*EXERCISE DESCRIPTION*.
Work through the following lines and count those that hold the word "copy". Reply with that number only.

-.-.-

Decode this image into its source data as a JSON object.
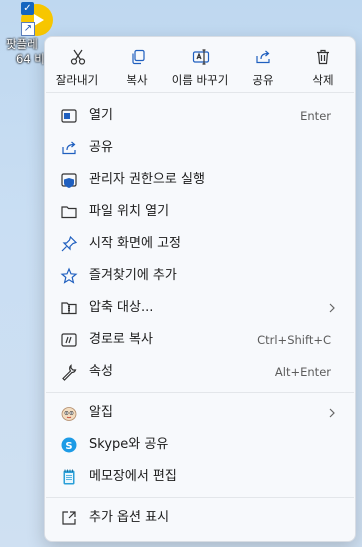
{
  "desktop_icon": {
    "name_line1": "팟플레",
    "name_line2": "64 비",
    "checkbox": "check-icon",
    "shortcut": "shortcut-arrow-icon"
  },
  "toolbar": [
    {
      "id": "cut",
      "label": "잘라내기",
      "icon": "scissors-icon"
    },
    {
      "id": "copy",
      "label": "복사",
      "icon": "copy-icon"
    },
    {
      "id": "rename",
      "label": "이름 바꾸기",
      "icon": "rename-icon"
    },
    {
      "id": "share",
      "label": "공유",
      "icon": "share-icon"
    },
    {
      "id": "delete",
      "label": "삭제",
      "icon": "trash-icon"
    }
  ],
  "items": [
    {
      "label": "열기",
      "shortcut": "Enter",
      "icon": "open-icon"
    },
    {
      "label": "공유",
      "shortcut": "",
      "icon": "share-icon"
    },
    {
      "label": "관리자 권한으로 실행",
      "shortcut": "",
      "icon": "admin-shield-icon"
    },
    {
      "label": "파일 위치 열기",
      "shortcut": "",
      "icon": "folder-icon"
    },
    {
      "label": "시작 화면에 고정",
      "shortcut": "",
      "icon": "pin-icon"
    },
    {
      "label": "즐겨찾기에 추가",
      "shortcut": "",
      "icon": "star-icon"
    },
    {
      "label": "압축 대상...",
      "shortcut": "",
      "icon": "zip-folder-icon",
      "submenu": true
    },
    {
      "label": "경로로 복사",
      "shortcut": "Ctrl+Shift+C",
      "icon": "copy-path-icon"
    },
    {
      "label": "속성",
      "shortcut": "Alt+Enter",
      "icon": "wrench-icon"
    },
    {
      "label": "알집",
      "shortcut": "",
      "icon": "alzip-icon",
      "submenu": true
    },
    {
      "label": "Skype와 공유",
      "shortcut": "",
      "icon": "skype-icon"
    },
    {
      "label": "메모장에서 편집",
      "shortcut": "",
      "icon": "notepad-icon"
    },
    {
      "label": "추가 옵션 표시",
      "shortcut": "",
      "icon": "more-options-icon"
    }
  ],
  "colors": {
    "icon_blue": "#1f5fbf",
    "menu_bg": "#f7f9fc",
    "text": "#1b1b1b",
    "shortcut_text": "#5c5c5c"
  }
}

-.-.-

*TASK RESPONSE*.
3